▶ _Records for the exercise_:
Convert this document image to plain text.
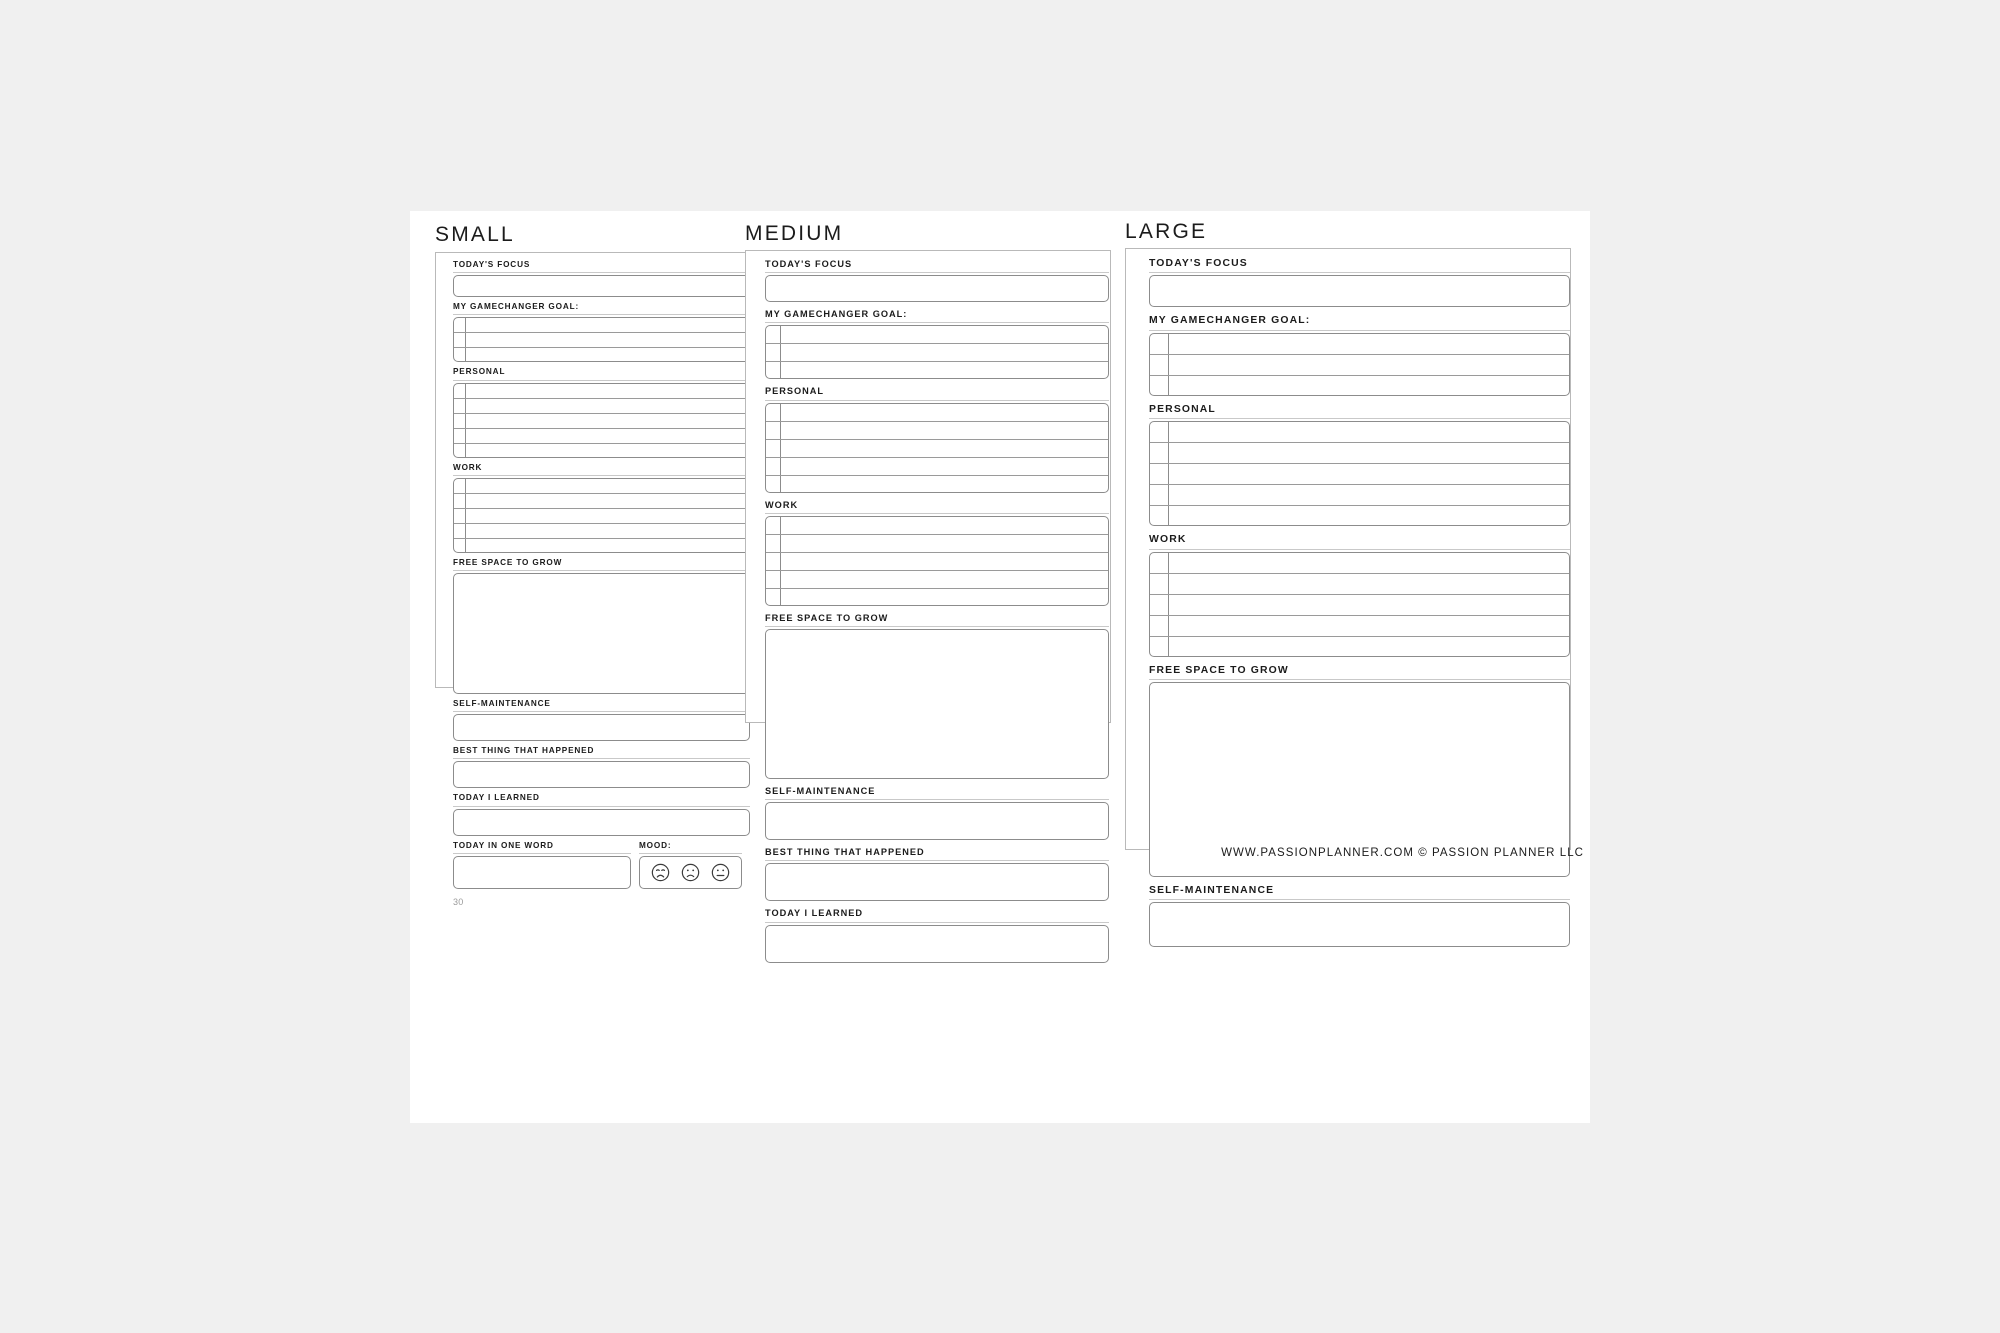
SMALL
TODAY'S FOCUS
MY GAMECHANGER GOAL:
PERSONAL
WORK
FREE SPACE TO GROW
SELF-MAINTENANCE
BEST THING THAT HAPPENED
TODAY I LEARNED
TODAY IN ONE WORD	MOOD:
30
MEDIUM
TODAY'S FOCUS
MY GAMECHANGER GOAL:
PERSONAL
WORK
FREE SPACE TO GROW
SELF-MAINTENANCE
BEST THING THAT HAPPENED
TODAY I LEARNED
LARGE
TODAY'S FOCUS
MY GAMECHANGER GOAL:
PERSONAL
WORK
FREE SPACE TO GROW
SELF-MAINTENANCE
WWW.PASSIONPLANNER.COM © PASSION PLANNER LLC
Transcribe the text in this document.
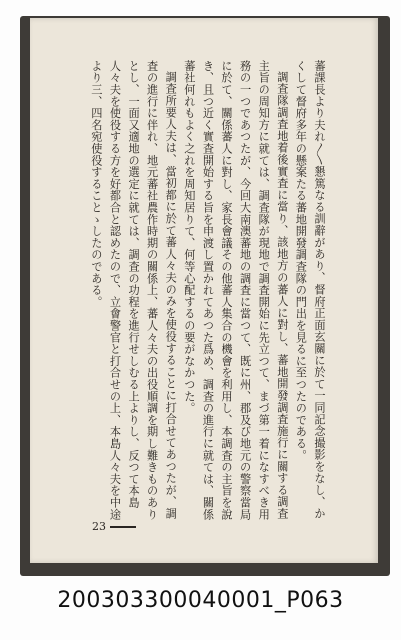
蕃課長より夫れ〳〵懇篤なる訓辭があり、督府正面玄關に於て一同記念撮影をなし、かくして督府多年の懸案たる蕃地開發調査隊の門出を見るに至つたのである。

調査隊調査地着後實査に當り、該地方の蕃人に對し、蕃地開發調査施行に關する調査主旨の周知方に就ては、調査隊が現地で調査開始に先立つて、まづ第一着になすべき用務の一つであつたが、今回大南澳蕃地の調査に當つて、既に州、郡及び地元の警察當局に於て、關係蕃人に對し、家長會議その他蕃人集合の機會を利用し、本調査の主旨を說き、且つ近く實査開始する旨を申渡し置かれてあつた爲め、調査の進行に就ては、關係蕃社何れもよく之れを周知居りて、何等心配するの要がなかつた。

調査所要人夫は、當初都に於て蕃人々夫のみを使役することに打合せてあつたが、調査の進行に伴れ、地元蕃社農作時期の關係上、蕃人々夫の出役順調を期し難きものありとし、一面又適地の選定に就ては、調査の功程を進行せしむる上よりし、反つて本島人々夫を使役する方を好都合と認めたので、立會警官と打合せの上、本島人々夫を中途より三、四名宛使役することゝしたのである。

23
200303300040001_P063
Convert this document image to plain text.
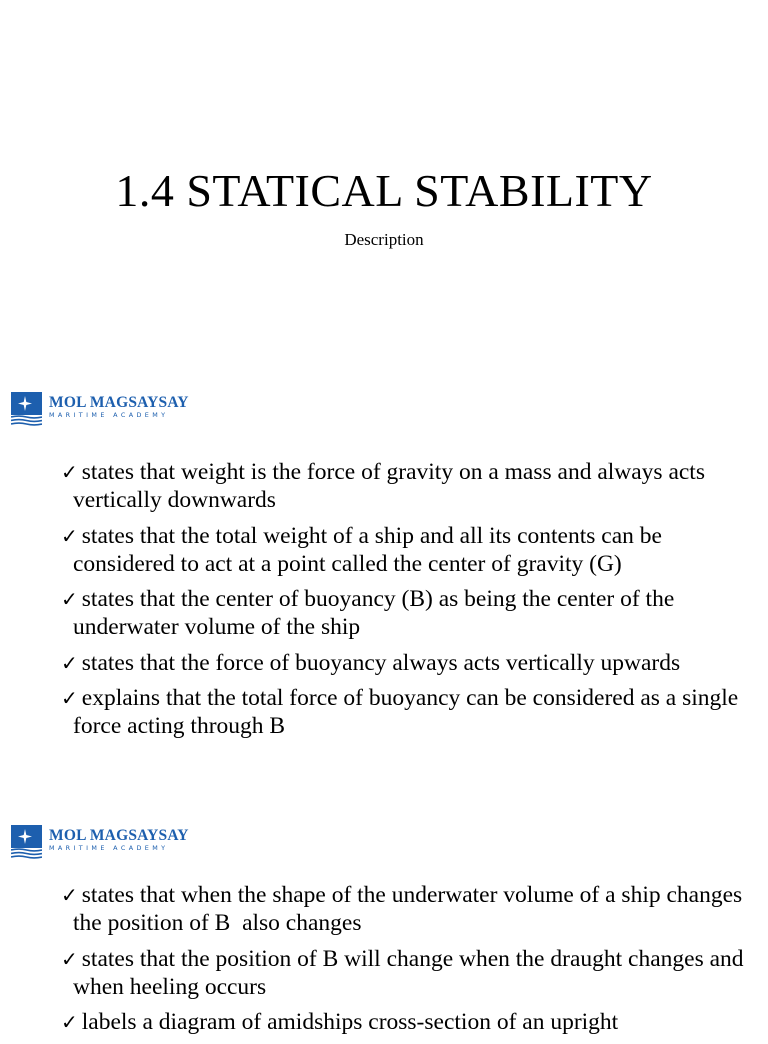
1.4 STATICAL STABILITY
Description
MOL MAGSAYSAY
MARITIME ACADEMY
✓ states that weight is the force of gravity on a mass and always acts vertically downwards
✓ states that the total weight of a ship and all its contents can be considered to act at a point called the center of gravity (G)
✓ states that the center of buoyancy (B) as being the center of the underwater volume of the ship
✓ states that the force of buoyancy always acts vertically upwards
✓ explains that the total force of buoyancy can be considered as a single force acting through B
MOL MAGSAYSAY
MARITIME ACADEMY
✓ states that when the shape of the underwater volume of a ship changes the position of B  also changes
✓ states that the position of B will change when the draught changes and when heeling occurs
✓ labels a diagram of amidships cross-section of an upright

▶ _What you are asked to do_: Transcribe the whole listing exactly. Pictures stay out of your copy.

▶ _The answer_:
Convert this document image to plain text.
SMALL
TODAY'S FOCUS
MY GAMECHANGER GOAL:
PERSONAL
WORK
FREE SPACE TO GROW
SELF-MAINTENANCE
BEST THING THAT HAPPENED
TODAY I LEARNED
TODAY IN ONE WORD	MOOD:
30
MEDIUM
TODAY'S FOCUS
MY GAMECHANGER GOAL:
PERSONAL
WORK
FREE SPACE TO GROW
SELF-MAINTENANCE
BEST THING THAT HAPPENED
TODAY I LEARNED
LARGE
TODAY'S FOCUS
MY GAMECHANGER GOAL:
PERSONAL
WORK
FREE SPACE TO GROW
SELF-MAINTENANCE
WWW.PASSIONPLANNER.COM © PASSION PLANNER LLC
Transcribe the text in this document.
蕃課長より夫れ〳〵懇篤なる訓辭があり、督府正面玄關に於て一同記念撮影をなし、かくして督府多年の懸案たる蕃地開發調査隊の門出を見るに至つたのである。

調査隊調査地着後實査に當り、該地方の蕃人に對し、蕃地開發調査施行に關する調査主旨の周知方に就ては、調査隊が現地で調査開始に先立つて、まづ第一着になすべき用務の一つであつたが、今回大南澳蕃地の調査に當つて、既に州、郡及び地元の警察當局に於て、關係蕃人に對し、家長會議その他蕃人集合の機會を利用し、本調査の主旨を說き、且つ近く實査開始する旨を申渡し置かれてあつた爲め、調査の進行に就ては、關係蕃社何れもよく之れを周知居りて、何等心配するの要がなかつた。

調査所要人夫は、當初都に於て蕃人々夫のみを使役することに打合せてあつたが、調査の進行に伴れ、地元蕃社農作時期の關係上、蕃人々夫の出役順調を期し難きものありとし、一面又適地の選定に就ては、調査の功程を進行せしむる上よりし、反つて本島人々夫を使役する方を好都合と認めたので、立會警官と打合せの上、本島人々夫を中途より三、四名宛使役することゝしたのである。

23
200303300040001_P063
Convert this document image to plain text.
1.4 STATICAL STABILITY
Description
MOL MAGSAYSAY
MARITIME ACADEMY
✓ states that weight is the force of gravity on a mass and always acts vertically downwards
✓ states that the total weight of a ship and all its contents can be considered to act at a point called the center of gravity (G)
✓ states that the center of buoyancy (B) as being the center of the underwater volume of the ship
✓ states that the force of buoyancy always acts vertically upwards
✓ explains that the total force of buoyancy can be considered as a single force acting through B
MOL MAGSAYSAY
MARITIME ACADEMY
✓ states that when the shape of the underwater volume of a ship changes the position of B  also changes
✓ states that the position of B will change when the draught changes and when heeling occurs
✓ labels a diagram of amidships cross-section of an upright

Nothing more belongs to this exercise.